:: Supplied entries ::
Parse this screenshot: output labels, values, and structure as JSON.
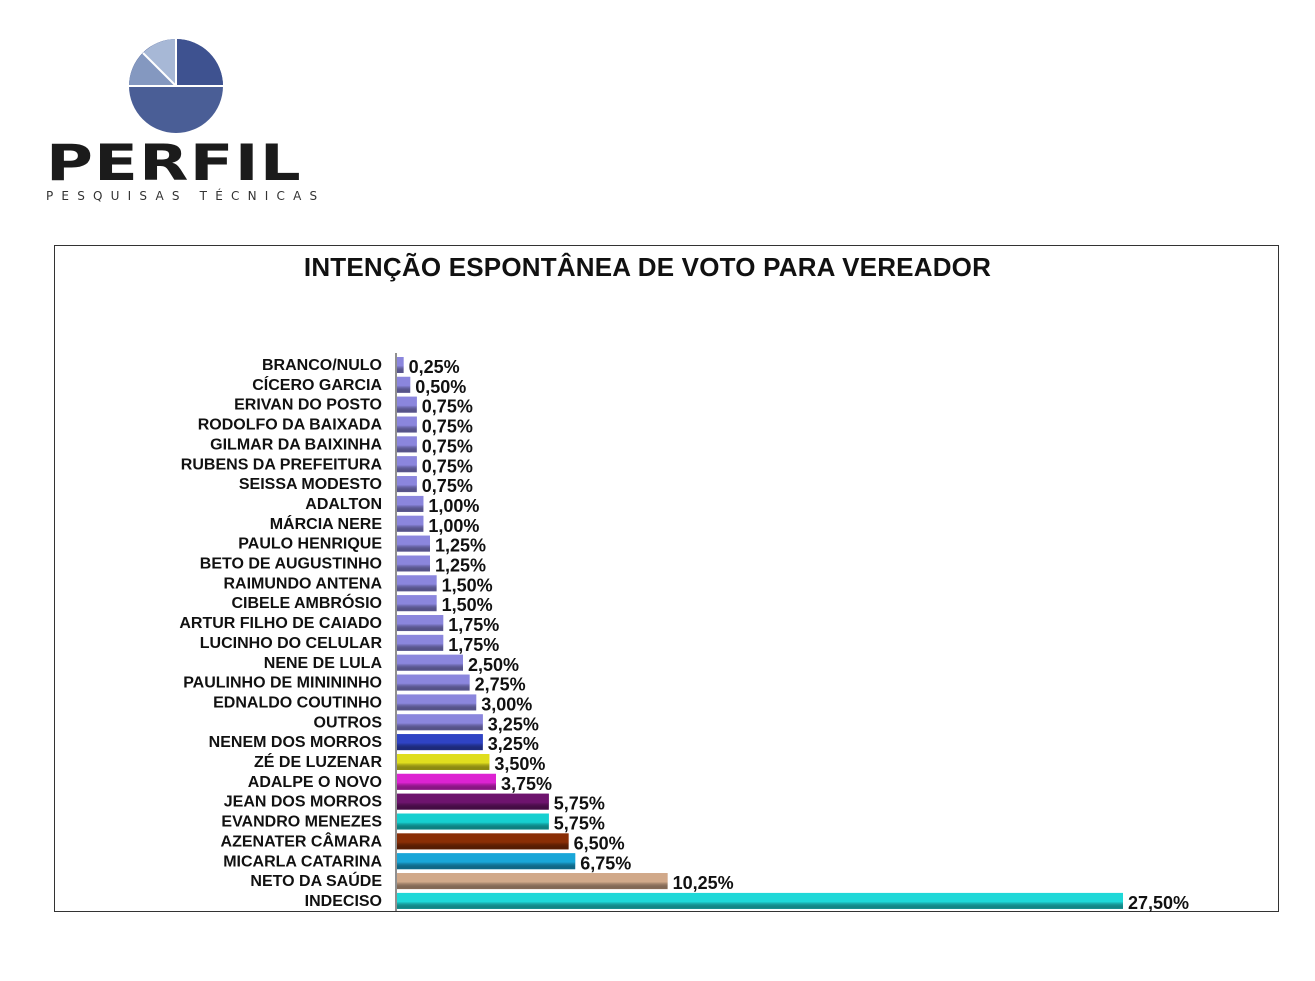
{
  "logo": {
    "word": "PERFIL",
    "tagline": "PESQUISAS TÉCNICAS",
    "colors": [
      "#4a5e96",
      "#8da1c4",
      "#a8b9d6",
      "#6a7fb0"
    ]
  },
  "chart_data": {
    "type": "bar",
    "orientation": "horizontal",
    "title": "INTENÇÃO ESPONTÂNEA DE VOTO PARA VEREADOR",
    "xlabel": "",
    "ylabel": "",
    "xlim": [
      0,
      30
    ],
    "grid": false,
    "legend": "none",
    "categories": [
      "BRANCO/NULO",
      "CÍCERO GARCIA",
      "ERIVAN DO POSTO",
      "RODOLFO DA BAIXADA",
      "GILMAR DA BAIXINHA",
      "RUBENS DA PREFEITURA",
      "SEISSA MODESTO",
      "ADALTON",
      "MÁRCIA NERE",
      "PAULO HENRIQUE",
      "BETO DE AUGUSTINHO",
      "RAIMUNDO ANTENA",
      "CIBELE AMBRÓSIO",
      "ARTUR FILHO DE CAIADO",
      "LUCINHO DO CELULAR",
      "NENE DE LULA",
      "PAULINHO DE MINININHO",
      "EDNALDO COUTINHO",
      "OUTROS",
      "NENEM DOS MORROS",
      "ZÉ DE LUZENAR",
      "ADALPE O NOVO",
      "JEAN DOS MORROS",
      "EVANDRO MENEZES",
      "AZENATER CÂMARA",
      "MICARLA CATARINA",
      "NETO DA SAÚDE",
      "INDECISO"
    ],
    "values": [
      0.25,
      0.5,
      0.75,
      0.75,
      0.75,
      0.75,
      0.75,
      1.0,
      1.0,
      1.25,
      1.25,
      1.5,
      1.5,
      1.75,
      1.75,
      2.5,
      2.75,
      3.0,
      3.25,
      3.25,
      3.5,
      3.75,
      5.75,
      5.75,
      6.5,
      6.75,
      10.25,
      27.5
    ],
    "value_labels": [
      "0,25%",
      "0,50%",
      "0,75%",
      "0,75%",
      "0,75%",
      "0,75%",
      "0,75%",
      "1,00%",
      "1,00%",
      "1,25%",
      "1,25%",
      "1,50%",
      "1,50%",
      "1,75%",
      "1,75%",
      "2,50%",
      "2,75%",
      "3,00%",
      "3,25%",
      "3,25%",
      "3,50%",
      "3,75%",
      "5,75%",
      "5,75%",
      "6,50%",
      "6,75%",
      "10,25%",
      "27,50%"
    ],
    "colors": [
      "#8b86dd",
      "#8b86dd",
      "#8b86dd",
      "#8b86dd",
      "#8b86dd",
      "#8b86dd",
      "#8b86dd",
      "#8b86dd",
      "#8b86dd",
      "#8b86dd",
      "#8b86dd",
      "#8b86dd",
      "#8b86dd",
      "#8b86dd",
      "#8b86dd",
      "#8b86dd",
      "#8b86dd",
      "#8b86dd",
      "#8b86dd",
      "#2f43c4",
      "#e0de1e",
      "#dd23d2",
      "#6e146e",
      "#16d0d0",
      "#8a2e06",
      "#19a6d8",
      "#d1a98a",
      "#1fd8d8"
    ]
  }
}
:::
:: Supplied entries ::
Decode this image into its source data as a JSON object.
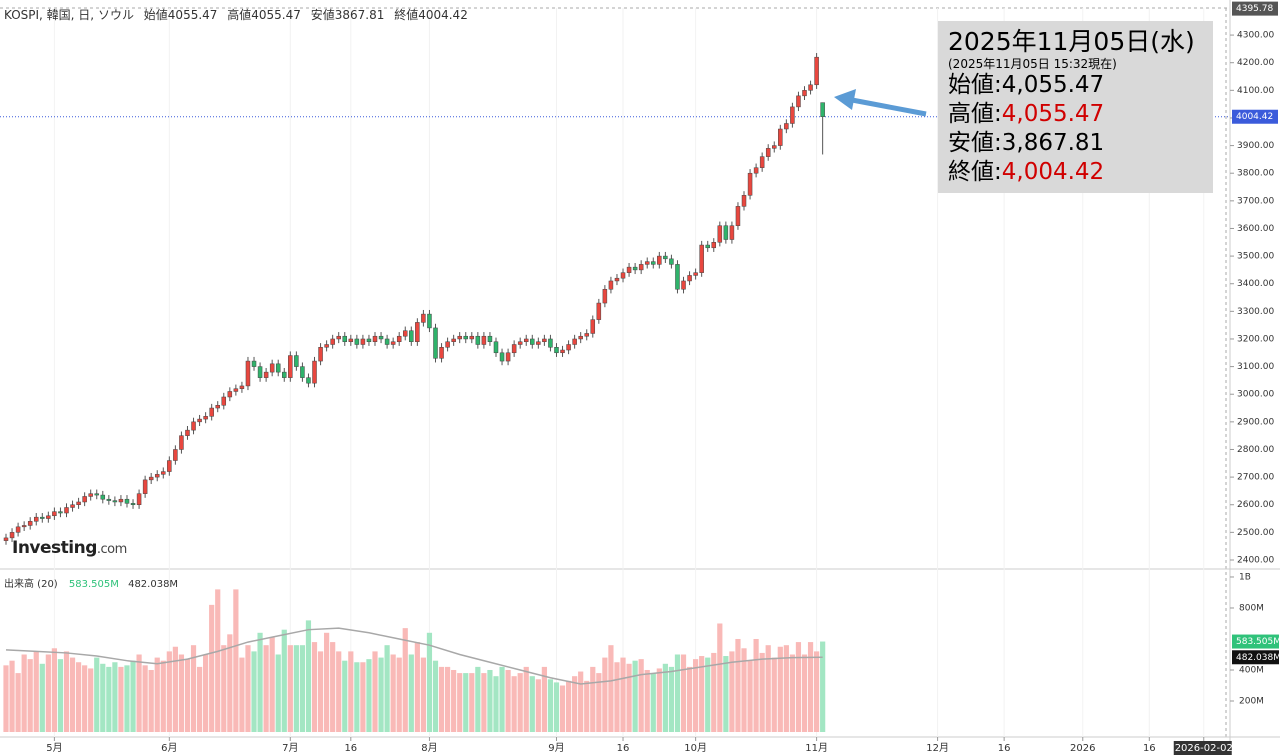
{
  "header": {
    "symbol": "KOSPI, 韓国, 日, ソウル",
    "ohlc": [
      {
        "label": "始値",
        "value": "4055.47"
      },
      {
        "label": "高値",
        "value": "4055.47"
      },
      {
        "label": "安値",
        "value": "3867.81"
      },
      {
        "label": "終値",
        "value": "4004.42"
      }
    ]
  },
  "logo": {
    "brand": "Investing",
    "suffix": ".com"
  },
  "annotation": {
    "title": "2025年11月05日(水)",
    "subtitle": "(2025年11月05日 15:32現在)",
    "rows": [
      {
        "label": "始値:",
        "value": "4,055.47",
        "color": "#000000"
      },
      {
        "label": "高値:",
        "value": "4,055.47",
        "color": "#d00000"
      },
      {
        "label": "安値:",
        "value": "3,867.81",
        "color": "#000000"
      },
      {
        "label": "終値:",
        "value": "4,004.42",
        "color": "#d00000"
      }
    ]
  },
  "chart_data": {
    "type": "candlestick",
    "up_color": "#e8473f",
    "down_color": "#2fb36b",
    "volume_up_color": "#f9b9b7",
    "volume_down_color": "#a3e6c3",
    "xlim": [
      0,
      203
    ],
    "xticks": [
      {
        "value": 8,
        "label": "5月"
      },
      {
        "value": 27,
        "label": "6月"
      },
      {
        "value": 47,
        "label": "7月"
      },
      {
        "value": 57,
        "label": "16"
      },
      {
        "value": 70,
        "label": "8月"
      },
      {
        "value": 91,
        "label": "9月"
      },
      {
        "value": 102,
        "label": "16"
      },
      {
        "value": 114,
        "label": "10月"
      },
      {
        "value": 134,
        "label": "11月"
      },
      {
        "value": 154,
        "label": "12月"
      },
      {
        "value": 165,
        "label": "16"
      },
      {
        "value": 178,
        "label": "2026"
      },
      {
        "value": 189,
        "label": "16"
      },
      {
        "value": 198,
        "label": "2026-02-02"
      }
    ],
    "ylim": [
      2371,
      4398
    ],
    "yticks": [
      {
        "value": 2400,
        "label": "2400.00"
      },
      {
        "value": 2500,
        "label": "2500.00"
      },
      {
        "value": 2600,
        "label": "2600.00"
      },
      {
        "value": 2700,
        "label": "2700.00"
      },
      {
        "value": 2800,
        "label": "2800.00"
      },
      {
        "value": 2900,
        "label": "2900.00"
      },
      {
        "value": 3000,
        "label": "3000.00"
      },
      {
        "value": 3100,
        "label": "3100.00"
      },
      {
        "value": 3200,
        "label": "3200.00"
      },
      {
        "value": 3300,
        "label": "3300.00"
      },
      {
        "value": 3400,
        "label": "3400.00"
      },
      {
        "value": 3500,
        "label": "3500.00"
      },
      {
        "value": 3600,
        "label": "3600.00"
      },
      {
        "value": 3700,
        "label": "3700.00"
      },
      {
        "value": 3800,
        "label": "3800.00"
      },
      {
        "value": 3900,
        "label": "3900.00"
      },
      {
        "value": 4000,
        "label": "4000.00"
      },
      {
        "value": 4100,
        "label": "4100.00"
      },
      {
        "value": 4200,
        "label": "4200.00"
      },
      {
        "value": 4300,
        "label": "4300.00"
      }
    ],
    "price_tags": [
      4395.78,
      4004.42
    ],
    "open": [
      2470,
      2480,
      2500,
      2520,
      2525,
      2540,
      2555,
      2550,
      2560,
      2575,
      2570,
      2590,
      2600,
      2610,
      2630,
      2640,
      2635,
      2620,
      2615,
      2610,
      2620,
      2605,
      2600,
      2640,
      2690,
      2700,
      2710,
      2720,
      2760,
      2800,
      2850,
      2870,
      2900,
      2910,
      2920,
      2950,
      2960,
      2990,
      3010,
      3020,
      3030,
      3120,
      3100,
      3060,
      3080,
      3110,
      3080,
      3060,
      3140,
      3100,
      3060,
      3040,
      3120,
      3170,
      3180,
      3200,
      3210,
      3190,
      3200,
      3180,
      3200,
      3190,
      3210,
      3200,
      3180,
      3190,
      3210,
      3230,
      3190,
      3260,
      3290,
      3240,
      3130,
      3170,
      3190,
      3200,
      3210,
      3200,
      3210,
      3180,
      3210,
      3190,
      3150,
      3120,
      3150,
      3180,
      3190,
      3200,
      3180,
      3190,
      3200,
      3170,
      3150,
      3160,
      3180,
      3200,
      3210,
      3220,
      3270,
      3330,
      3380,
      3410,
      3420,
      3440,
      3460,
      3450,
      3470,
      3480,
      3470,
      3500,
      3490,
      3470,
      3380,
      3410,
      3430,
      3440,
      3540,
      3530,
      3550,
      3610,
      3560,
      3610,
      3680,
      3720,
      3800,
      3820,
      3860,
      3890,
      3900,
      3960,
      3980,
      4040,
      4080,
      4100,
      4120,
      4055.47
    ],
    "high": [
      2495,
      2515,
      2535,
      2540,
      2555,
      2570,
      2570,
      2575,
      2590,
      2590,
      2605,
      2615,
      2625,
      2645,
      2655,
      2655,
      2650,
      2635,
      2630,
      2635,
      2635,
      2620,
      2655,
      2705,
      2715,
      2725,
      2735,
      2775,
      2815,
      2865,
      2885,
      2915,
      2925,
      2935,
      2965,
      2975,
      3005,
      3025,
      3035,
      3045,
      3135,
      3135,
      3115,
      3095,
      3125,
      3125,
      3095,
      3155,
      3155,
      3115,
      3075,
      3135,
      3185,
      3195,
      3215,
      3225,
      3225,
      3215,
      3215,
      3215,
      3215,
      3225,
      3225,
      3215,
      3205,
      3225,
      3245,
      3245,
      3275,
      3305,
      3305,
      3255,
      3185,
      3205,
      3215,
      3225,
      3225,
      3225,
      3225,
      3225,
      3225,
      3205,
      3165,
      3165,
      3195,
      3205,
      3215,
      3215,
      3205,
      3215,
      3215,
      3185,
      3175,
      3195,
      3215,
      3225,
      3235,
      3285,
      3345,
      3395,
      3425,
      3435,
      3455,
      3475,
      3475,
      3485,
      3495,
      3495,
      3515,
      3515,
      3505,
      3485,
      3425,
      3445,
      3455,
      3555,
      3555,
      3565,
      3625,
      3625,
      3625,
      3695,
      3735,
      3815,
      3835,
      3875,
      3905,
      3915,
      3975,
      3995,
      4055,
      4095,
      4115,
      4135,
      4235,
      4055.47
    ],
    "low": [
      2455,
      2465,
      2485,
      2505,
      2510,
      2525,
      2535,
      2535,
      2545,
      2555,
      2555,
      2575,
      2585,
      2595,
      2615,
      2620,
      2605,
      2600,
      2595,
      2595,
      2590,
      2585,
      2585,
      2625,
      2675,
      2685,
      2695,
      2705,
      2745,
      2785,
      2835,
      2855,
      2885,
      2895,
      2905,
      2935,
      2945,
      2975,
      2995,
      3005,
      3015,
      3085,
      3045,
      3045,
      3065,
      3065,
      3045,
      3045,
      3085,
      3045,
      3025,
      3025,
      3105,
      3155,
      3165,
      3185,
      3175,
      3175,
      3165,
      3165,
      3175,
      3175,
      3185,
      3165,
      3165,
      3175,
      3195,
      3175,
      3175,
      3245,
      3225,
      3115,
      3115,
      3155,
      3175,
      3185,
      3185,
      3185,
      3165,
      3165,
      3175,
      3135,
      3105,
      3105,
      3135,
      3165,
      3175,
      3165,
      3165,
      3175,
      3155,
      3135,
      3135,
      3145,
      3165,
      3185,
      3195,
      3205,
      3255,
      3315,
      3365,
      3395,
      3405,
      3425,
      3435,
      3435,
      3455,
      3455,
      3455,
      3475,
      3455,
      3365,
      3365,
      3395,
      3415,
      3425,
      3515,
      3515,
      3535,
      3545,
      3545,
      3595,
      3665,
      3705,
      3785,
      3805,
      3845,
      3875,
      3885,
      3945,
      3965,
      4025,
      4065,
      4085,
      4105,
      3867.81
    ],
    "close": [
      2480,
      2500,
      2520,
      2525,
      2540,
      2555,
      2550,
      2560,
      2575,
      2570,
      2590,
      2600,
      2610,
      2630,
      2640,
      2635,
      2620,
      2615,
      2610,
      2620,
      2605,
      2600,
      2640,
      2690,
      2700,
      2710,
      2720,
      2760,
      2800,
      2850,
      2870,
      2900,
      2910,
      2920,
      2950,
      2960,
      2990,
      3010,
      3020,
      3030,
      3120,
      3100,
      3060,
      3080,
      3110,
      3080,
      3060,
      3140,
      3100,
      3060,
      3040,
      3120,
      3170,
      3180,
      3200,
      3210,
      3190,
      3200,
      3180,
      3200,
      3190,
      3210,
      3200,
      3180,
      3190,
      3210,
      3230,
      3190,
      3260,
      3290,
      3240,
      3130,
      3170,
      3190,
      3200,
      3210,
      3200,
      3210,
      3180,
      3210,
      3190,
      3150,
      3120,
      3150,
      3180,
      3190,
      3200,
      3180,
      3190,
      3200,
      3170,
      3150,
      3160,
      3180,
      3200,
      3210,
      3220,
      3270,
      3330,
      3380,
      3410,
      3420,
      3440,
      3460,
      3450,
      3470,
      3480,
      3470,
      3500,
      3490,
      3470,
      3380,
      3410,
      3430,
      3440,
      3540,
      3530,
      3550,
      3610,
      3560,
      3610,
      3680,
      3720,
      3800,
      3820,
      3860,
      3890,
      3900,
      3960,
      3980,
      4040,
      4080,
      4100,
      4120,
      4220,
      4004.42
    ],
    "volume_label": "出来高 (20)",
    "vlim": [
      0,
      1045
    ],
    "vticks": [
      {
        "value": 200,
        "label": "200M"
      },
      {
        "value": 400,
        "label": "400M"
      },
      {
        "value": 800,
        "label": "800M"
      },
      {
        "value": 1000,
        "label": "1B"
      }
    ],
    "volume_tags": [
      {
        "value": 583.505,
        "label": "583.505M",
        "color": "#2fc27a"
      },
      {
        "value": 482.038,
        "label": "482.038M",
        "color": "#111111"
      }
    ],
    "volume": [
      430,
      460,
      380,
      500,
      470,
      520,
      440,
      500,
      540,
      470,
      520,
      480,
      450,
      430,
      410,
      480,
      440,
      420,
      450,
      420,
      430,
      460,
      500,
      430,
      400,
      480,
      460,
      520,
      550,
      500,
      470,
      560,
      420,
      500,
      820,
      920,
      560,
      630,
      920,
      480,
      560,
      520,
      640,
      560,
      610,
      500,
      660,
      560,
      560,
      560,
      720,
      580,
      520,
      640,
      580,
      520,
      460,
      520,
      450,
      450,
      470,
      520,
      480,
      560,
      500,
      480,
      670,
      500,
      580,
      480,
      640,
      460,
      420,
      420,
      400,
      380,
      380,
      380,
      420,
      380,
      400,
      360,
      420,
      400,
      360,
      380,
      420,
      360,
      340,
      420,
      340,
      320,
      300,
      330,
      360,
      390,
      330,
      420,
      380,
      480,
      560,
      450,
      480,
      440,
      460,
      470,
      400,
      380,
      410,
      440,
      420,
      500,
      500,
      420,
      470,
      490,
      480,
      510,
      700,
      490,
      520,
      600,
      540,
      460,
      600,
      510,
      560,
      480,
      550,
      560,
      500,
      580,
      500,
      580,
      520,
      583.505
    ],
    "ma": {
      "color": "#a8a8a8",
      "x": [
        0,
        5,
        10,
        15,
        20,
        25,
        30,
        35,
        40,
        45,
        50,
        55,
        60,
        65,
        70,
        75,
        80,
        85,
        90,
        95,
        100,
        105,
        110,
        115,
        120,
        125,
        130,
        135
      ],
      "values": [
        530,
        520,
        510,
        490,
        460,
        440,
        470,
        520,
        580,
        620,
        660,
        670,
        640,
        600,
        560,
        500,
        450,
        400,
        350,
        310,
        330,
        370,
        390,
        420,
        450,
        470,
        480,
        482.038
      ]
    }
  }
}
:::
Scan the entries above for the word "this" and collect each line holding it.

### Correct result
Parse this screenshot: output labels, values, and structure as JSON.
Decode this image into its source data as a JSON object.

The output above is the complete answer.